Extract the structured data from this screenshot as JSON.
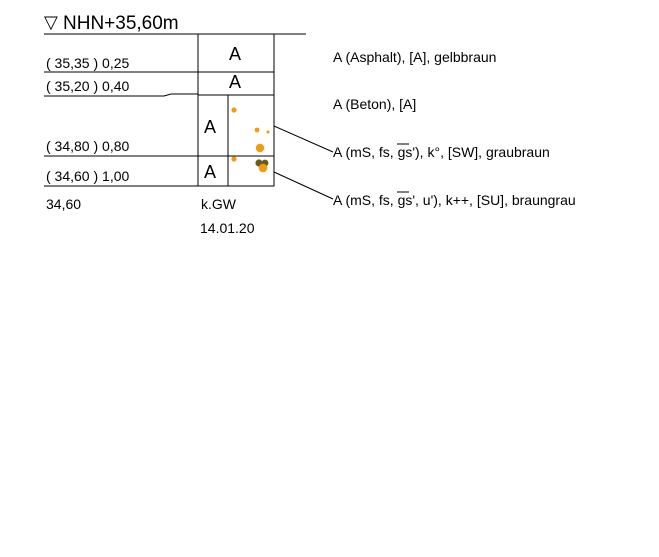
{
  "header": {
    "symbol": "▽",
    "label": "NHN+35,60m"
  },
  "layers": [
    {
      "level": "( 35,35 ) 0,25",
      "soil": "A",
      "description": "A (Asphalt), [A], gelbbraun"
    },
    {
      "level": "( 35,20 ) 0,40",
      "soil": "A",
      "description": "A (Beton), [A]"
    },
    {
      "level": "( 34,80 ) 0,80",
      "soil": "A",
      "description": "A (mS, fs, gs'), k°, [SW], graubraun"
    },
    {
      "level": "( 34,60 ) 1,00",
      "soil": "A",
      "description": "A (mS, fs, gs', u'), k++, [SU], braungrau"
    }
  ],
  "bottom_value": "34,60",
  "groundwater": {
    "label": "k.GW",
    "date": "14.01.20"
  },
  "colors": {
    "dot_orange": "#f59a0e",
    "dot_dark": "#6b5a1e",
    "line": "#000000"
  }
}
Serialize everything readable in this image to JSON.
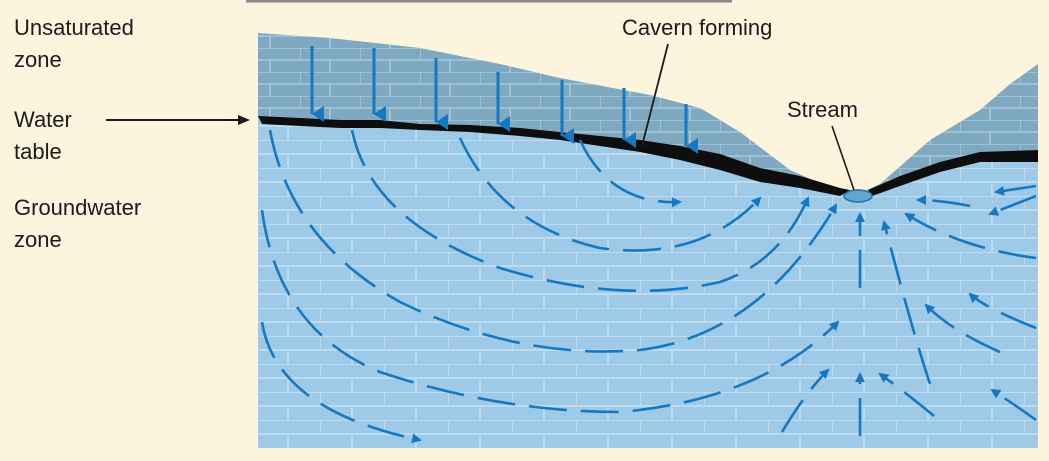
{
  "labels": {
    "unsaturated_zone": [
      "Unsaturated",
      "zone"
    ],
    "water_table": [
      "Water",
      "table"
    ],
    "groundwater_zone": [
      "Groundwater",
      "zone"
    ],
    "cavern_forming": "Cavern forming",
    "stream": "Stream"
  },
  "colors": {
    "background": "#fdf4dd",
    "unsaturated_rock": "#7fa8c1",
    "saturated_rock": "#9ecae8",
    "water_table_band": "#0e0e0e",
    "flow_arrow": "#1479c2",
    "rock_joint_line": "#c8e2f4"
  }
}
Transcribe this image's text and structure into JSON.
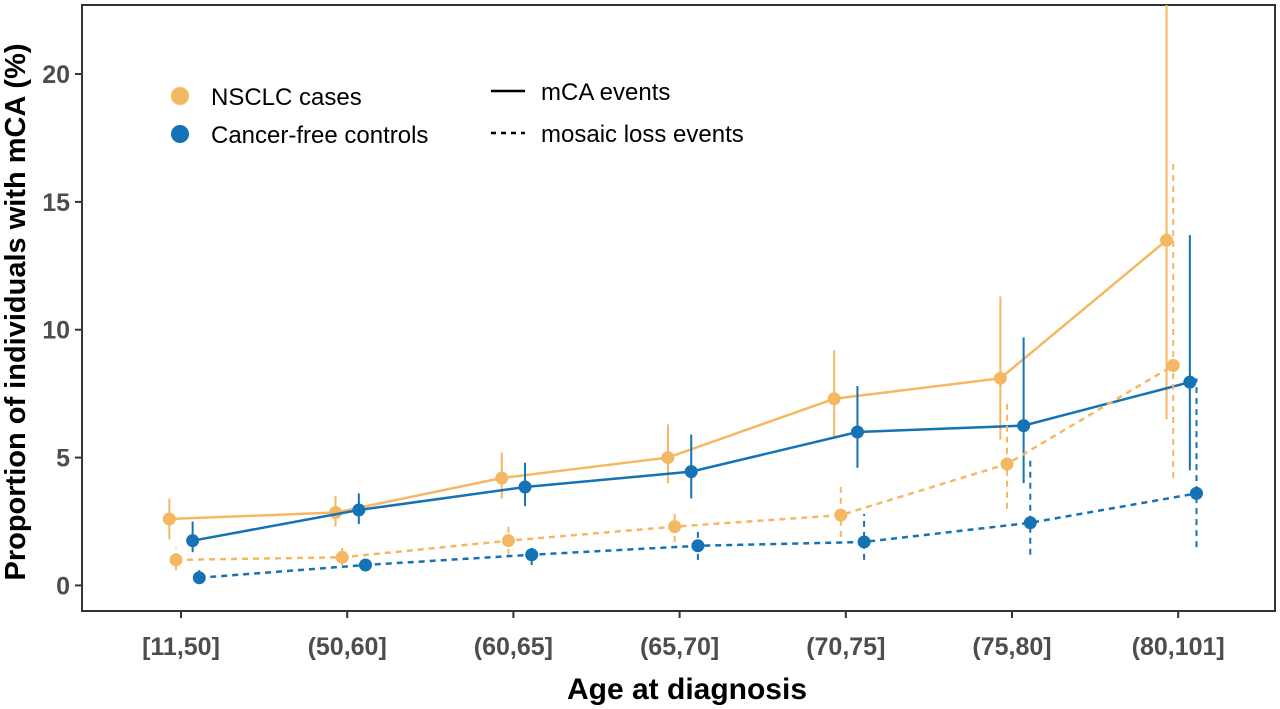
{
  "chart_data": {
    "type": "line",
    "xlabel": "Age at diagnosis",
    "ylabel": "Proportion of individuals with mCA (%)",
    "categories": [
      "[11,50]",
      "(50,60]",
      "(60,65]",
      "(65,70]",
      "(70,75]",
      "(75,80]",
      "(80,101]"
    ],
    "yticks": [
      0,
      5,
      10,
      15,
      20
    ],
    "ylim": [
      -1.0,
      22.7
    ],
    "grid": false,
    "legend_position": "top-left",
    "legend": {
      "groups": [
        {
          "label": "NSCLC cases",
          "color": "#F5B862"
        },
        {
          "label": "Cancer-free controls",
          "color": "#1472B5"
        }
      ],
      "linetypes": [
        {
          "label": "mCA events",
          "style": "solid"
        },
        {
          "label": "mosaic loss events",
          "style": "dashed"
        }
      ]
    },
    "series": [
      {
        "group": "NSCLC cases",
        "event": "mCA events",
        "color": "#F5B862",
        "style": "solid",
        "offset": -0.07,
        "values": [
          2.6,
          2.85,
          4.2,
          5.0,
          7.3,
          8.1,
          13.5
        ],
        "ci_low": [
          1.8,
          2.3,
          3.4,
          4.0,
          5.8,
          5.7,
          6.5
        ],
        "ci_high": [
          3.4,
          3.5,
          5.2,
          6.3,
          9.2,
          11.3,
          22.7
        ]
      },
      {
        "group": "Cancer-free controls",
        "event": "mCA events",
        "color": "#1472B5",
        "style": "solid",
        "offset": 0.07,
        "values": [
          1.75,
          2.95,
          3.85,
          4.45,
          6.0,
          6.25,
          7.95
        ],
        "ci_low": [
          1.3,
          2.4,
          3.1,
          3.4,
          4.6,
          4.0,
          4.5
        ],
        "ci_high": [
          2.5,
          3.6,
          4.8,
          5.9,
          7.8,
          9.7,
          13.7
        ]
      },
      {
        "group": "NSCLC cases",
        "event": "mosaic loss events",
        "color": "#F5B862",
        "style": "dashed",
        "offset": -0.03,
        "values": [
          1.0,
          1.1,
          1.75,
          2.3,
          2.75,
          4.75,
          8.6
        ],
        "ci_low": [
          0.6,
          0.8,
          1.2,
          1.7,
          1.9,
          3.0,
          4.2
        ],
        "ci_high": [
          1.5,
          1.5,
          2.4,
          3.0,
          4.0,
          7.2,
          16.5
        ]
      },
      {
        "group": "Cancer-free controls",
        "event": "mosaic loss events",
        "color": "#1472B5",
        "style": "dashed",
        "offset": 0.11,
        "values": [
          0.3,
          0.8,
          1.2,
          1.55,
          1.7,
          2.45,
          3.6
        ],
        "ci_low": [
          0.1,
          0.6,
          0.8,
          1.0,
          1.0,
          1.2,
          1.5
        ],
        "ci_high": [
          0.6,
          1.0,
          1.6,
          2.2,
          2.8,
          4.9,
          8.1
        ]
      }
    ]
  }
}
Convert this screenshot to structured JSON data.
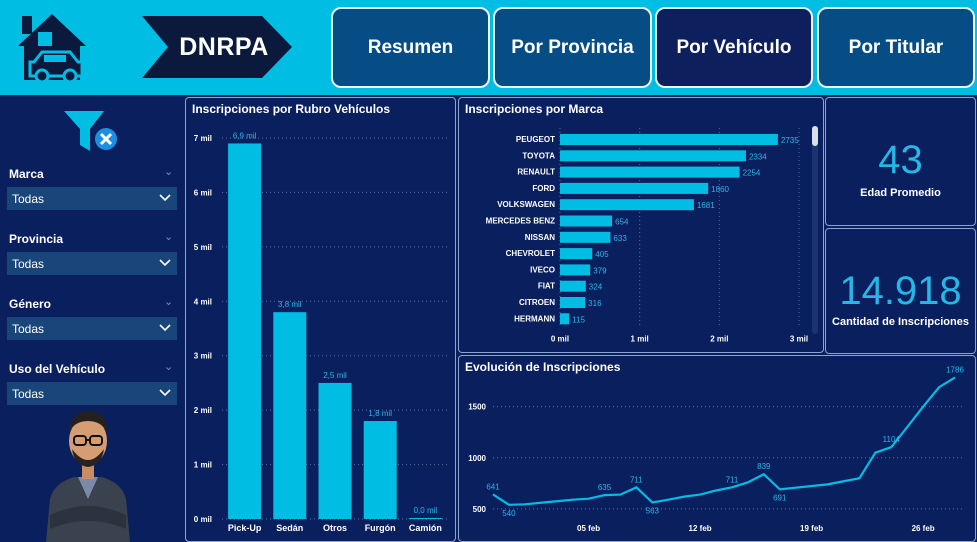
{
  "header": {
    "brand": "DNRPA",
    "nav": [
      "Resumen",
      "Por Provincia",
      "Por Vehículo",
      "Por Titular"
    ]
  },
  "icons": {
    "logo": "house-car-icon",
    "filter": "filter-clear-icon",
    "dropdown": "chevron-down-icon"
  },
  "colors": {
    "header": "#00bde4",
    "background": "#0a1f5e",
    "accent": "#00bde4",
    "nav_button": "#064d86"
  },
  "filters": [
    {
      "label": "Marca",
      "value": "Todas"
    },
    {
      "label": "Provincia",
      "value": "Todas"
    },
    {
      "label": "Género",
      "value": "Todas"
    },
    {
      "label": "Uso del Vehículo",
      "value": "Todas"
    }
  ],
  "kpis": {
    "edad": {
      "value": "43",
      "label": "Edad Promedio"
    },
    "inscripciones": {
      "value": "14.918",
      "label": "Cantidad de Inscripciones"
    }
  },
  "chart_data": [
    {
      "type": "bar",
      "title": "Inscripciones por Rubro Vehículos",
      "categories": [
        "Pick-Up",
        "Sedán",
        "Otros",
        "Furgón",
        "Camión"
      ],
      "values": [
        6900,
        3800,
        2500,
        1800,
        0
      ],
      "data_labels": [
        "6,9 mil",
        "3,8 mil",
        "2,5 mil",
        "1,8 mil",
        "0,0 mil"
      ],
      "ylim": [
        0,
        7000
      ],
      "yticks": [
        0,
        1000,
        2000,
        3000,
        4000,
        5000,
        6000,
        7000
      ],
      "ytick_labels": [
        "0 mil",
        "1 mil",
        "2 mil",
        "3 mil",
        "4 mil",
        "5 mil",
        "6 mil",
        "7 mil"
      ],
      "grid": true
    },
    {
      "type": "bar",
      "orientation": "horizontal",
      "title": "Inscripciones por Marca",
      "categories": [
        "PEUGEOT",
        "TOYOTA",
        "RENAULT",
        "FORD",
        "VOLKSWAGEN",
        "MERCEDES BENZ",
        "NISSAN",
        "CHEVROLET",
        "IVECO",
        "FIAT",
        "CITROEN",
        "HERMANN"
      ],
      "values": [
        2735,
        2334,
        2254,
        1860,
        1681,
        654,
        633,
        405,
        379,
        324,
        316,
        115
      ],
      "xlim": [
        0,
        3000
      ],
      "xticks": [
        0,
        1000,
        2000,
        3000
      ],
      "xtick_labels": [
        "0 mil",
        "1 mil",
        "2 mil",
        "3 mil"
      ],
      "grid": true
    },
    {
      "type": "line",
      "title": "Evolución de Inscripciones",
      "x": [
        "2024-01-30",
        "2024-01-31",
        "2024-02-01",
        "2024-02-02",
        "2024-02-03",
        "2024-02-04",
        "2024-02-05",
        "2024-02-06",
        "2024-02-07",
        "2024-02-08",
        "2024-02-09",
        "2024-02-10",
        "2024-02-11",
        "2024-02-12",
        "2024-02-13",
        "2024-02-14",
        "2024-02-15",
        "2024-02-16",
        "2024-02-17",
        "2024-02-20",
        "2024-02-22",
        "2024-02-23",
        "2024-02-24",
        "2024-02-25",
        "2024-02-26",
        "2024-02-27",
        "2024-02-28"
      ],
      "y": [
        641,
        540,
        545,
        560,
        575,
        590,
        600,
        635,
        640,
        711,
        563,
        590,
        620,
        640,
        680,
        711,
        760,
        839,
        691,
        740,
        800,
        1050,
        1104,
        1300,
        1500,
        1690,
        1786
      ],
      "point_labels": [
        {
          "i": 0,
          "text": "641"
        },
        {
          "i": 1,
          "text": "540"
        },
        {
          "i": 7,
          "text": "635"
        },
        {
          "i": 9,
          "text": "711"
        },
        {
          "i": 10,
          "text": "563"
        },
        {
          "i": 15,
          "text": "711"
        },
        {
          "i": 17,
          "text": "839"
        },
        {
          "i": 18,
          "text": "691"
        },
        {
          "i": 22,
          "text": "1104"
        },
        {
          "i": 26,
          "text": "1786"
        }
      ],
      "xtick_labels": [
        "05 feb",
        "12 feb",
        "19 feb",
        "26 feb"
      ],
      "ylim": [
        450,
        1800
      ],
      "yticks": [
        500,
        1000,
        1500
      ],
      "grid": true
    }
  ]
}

____

**To do:** What is the number of lines in the data that hold the string "level"? Answer with the number only.

**Response for this exercise:** 4